WORK TO BE COMPLETED:
Copy each line that contains the string "العاقل".

Dataset items:

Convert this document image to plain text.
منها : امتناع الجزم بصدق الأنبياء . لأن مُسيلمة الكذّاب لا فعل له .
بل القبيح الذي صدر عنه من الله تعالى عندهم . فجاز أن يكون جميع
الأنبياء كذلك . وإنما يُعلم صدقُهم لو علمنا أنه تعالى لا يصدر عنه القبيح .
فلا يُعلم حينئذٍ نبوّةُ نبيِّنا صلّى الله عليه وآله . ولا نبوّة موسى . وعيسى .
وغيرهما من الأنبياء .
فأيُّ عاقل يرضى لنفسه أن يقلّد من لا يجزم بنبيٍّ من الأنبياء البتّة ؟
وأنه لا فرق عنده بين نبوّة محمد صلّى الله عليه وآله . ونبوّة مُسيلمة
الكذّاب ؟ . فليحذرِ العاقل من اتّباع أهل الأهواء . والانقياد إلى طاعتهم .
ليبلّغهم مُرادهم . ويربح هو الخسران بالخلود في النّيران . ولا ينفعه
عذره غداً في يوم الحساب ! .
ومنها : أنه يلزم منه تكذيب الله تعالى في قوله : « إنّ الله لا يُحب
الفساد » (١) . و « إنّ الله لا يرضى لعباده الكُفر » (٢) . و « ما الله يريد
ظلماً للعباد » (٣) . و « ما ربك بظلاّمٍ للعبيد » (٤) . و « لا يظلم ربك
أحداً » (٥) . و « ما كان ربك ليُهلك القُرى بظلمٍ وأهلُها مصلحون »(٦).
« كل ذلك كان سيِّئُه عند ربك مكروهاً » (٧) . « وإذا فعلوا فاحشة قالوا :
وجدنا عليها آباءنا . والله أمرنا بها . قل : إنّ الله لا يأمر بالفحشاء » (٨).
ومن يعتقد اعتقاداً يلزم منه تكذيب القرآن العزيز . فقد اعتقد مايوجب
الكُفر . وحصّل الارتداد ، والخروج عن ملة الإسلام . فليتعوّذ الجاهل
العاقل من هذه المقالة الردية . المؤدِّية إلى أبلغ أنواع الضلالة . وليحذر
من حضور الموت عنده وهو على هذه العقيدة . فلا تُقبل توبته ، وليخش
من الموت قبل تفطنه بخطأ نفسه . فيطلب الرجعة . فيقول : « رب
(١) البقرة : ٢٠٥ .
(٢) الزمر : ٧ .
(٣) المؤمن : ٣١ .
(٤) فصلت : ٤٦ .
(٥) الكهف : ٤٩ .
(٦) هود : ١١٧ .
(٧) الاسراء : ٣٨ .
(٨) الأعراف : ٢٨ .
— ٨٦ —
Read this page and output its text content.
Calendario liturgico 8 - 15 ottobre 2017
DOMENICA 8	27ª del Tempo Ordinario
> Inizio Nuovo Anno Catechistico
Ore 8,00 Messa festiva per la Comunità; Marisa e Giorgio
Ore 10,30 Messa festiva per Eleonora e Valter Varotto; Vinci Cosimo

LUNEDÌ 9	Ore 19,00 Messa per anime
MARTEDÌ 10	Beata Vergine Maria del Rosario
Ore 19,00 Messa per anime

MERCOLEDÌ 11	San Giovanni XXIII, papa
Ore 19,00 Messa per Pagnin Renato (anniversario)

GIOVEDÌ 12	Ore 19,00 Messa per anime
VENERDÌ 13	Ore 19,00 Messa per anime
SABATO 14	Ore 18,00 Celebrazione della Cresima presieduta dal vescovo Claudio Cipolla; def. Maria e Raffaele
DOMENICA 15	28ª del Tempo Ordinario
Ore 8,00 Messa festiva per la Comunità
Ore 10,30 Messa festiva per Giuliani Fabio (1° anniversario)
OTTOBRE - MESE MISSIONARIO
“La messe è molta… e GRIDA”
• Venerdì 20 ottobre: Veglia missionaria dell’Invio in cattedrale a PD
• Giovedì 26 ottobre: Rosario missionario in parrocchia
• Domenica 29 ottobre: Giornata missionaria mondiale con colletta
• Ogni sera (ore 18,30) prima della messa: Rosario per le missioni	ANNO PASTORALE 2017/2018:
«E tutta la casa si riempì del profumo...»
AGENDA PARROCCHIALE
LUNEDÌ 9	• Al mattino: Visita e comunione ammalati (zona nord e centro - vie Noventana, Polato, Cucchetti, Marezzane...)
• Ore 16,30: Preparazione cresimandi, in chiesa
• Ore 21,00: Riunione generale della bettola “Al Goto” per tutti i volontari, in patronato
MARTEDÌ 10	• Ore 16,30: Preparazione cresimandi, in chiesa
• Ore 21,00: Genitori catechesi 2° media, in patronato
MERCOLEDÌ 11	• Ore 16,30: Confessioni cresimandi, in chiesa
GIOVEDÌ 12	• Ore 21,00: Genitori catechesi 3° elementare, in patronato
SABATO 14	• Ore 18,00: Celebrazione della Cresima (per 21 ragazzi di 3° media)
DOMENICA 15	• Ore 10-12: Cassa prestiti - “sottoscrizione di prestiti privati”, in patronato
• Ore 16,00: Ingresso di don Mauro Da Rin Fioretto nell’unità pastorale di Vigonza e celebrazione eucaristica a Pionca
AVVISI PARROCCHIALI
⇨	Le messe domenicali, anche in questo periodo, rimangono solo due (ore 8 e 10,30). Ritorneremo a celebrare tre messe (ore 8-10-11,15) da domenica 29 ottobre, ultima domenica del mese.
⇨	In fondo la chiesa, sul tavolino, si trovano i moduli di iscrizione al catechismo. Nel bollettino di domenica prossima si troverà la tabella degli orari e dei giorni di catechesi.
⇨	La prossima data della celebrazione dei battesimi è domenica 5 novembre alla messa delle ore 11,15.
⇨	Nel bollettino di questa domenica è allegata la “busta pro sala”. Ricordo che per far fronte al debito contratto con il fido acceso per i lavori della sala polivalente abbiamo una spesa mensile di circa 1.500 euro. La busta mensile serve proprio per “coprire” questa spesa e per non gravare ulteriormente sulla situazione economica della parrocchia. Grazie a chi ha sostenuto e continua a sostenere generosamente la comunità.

FINISHED TASK:
الكذّاب ؟ . فليحذرِ العاقل من اتّباع أهل الأهواء . والانقياد إلى طاعتهم .
العاقل من هذه المقالة الردية . المؤدِّية إلى أبلغ أنواع الضلالة . وليحذر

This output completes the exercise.